**** Source records ****
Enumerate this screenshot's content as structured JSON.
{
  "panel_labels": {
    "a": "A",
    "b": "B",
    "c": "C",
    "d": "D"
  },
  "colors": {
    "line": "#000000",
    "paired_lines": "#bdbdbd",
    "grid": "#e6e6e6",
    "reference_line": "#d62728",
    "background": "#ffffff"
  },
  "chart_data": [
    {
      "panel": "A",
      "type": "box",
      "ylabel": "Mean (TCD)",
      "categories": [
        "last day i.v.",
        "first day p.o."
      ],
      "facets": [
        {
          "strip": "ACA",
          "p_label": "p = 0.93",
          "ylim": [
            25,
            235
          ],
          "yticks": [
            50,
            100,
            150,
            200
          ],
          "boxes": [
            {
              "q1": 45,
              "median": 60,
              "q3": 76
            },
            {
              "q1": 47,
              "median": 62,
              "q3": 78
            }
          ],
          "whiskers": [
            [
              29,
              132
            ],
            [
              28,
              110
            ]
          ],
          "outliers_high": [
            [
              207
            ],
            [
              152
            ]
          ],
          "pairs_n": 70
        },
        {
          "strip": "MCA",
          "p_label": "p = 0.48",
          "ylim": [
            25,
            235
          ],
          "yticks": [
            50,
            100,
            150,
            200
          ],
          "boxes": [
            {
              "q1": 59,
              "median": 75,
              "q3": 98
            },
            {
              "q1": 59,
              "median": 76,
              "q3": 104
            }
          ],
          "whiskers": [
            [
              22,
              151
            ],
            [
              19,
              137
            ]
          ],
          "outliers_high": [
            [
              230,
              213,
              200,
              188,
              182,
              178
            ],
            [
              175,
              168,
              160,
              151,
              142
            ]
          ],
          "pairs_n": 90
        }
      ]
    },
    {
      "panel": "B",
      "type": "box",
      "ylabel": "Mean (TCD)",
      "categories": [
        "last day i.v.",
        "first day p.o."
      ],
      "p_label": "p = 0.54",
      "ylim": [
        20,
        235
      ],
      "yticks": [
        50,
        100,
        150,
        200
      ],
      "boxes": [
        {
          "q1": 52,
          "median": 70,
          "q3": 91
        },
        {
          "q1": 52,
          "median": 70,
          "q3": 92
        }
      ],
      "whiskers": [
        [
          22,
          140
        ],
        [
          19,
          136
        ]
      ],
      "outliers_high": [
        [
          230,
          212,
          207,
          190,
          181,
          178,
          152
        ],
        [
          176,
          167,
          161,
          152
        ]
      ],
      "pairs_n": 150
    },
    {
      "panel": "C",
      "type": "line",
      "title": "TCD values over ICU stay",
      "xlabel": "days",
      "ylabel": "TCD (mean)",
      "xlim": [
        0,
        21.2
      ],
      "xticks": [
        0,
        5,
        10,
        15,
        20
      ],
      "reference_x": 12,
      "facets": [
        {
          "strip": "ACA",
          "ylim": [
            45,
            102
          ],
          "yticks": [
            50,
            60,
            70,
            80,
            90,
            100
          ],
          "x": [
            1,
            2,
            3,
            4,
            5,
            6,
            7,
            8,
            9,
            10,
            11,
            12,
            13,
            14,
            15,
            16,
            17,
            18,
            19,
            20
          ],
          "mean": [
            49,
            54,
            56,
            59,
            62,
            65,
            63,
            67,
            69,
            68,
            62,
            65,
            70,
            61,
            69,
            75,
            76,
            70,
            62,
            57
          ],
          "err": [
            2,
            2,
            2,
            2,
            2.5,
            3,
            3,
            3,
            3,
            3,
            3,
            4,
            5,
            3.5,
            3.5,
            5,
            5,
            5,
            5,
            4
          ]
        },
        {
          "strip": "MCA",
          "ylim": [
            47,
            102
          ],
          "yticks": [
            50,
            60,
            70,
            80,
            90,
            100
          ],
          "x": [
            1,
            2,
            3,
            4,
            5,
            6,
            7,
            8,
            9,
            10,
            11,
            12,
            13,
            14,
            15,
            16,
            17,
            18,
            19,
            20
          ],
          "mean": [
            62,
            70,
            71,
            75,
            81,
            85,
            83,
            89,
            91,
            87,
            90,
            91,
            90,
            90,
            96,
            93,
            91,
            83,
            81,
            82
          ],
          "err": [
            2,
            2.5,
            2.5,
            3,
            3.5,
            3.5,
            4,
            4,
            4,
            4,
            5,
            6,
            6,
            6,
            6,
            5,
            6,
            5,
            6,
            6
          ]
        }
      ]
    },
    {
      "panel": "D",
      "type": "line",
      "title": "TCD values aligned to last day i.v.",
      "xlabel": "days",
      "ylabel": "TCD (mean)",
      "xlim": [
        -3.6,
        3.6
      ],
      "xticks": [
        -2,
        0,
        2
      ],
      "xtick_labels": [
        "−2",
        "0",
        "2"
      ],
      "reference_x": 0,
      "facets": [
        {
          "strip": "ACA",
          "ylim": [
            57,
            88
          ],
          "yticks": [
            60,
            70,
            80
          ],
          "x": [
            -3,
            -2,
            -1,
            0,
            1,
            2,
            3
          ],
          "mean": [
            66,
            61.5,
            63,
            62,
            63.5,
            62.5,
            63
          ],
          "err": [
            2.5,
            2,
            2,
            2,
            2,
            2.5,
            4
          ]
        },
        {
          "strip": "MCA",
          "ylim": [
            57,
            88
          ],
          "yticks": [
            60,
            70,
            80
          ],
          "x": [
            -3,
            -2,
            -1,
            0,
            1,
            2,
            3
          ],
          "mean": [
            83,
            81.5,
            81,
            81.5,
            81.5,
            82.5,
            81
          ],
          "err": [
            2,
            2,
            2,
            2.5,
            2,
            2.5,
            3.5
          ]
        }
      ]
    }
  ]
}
****
**** Source records ****
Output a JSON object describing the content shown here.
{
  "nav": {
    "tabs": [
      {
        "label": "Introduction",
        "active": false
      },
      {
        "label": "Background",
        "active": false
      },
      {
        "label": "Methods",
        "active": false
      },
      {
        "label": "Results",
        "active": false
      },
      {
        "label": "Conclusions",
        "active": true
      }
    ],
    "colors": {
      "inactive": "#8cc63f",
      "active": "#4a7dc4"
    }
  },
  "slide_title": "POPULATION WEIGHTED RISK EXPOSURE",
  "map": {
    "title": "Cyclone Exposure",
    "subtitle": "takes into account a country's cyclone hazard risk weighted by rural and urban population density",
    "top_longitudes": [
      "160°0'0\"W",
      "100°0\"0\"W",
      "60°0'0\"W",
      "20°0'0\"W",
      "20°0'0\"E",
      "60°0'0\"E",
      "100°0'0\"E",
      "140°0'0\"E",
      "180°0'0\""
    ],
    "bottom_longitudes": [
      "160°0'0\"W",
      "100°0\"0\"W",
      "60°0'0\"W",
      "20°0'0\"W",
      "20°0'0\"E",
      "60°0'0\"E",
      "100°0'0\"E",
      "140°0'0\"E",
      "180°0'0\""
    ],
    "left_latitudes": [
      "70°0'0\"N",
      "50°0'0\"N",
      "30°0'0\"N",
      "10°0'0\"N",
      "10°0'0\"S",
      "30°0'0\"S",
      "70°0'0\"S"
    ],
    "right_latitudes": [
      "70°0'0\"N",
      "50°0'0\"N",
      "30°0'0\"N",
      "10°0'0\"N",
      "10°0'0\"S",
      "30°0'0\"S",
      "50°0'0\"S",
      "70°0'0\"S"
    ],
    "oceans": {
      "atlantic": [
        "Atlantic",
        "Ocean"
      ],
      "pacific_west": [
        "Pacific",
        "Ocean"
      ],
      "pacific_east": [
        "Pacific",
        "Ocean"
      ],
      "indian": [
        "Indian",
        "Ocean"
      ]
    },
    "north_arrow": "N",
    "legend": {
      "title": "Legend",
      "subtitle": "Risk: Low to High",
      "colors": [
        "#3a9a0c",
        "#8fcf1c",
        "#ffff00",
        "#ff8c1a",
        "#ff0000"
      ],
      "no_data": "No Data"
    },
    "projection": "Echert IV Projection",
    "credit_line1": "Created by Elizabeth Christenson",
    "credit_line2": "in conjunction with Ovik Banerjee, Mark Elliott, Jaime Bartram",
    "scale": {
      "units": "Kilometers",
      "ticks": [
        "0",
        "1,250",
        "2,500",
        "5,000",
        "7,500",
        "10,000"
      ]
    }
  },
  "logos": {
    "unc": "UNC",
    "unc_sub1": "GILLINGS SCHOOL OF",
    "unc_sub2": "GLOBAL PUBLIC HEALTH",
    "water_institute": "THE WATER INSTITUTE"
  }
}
****
Look through the material above. Copy each line where the word "median" appears.

              "median": 60,
              "median": 62,
              "median": 75,
              "median": 76,
          "median": 70,
          "median": 70,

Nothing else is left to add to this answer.